▶ _Exercise prompt_
Copy each line below in which the word "true" occurs.

▶ _Records to process_
******
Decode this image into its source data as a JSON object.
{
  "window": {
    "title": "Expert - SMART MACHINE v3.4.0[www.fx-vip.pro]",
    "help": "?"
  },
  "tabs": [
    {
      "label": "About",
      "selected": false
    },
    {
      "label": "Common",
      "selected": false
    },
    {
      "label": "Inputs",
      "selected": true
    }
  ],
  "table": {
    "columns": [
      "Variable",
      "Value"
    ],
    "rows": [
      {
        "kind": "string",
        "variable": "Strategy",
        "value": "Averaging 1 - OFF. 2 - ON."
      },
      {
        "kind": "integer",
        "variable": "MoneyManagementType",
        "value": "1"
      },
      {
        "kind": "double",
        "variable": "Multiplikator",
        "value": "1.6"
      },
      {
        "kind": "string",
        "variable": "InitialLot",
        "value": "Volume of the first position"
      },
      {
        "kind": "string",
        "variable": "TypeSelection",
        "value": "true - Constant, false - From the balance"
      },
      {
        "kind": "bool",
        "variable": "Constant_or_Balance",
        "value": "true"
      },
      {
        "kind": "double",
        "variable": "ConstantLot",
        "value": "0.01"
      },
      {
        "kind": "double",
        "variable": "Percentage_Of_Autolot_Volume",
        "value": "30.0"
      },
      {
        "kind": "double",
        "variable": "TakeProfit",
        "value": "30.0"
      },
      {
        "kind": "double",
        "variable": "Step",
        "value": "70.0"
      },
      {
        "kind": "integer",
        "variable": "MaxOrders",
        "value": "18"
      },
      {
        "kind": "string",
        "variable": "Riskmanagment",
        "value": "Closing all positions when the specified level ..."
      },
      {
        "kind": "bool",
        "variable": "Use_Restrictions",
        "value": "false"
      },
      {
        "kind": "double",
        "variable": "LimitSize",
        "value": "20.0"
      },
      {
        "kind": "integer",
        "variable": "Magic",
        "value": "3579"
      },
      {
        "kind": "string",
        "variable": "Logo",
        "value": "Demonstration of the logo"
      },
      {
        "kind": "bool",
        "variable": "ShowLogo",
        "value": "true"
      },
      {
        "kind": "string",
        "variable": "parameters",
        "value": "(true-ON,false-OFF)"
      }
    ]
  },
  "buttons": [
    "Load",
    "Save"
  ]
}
******
▶ _Task solution_
      "selected": true
        "value": "true - Constant, false - From the balance"
        "value": "true"
        "value": "true"
        "value": "(true-ON,false-OFF)"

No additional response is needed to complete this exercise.